• _THE EXERCISE_: Reproduce the data below in full and exclude every picture.

......

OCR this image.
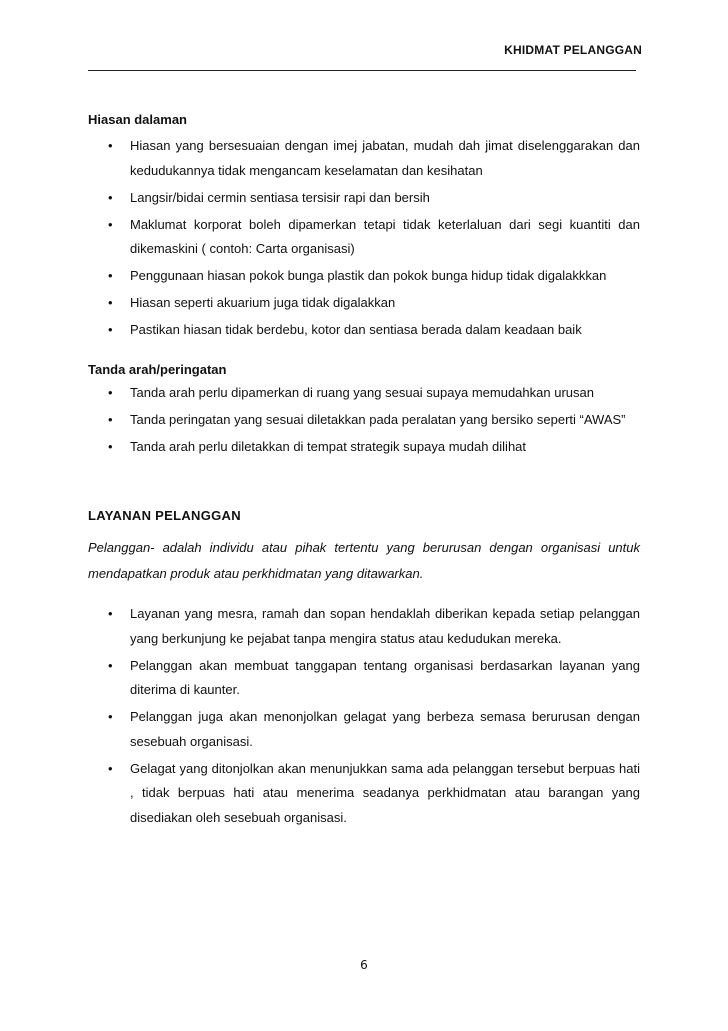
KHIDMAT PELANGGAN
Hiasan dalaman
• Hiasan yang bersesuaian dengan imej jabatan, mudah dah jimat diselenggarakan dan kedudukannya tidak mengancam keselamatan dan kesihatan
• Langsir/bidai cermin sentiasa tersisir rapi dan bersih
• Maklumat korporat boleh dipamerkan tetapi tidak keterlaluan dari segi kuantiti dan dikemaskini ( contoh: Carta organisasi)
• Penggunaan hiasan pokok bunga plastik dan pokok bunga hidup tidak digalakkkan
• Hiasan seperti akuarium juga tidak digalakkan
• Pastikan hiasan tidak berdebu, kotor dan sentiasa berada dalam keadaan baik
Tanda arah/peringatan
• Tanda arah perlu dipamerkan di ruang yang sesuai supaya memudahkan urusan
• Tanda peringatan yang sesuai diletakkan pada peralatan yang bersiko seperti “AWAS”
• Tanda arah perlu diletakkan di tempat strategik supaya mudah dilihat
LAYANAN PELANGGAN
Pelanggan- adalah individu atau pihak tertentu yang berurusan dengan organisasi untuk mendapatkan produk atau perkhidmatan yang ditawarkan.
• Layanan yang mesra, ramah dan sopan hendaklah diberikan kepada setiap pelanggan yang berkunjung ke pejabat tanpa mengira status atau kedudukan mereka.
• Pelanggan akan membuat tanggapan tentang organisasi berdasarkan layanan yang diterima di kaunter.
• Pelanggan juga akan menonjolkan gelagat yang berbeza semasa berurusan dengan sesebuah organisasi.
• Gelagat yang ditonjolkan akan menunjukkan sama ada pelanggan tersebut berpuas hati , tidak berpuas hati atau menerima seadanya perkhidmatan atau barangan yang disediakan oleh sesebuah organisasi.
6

......

• _RESULT OF THE EXERCISE_:
OCR this image.
KHIDMAT PELANGGAN
Hiasan dalaman
• Hiasan yang bersesuaian dengan imej jabatan, mudah dah jimat diselenggarakan dan kedudukannya tidak mengancam keselamatan dan kesihatan
• Langsir/bidai cermin sentiasa tersisir rapi dan bersih
• Maklumat korporat boleh dipamerkan tetapi tidak keterlaluan dari segi kuantiti dan dikemaskini ( contoh: Carta organisasi)
• Penggunaan hiasan pokok bunga plastik dan pokok bunga hidup tidak digalakkkan
• Hiasan seperti akuarium juga tidak digalakkan
• Pastikan hiasan tidak berdebu, kotor dan sentiasa berada dalam keadaan baik
Tanda arah/peringatan
• Tanda arah perlu dipamerkan di ruang yang sesuai supaya memudahkan urusan
• Tanda peringatan yang sesuai diletakkan pada peralatan yang bersiko seperti “AWAS”
• Tanda arah perlu diletakkan di tempat strategik supaya mudah dilihat
LAYANAN PELANGGAN
Pelanggan- adalah individu atau pihak tertentu yang berurusan dengan organisasi untuk mendapatkan produk atau perkhidmatan yang ditawarkan.
• Layanan yang mesra, ramah dan sopan hendaklah diberikan kepada setiap pelanggan yang berkunjung ke pejabat tanpa mengira status atau kedudukan mereka.
• Pelanggan akan membuat tanggapan tentang organisasi berdasarkan layanan yang diterima di kaunter.
• Pelanggan juga akan menonjolkan gelagat yang berbeza semasa berurusan dengan sesebuah organisasi.
• Gelagat yang ditonjolkan akan menunjukkan sama ada pelanggan tersebut berpuas hati , tidak berpuas hati atau menerima seadanya perkhidmatan atau barangan yang disediakan oleh sesebuah organisasi.
6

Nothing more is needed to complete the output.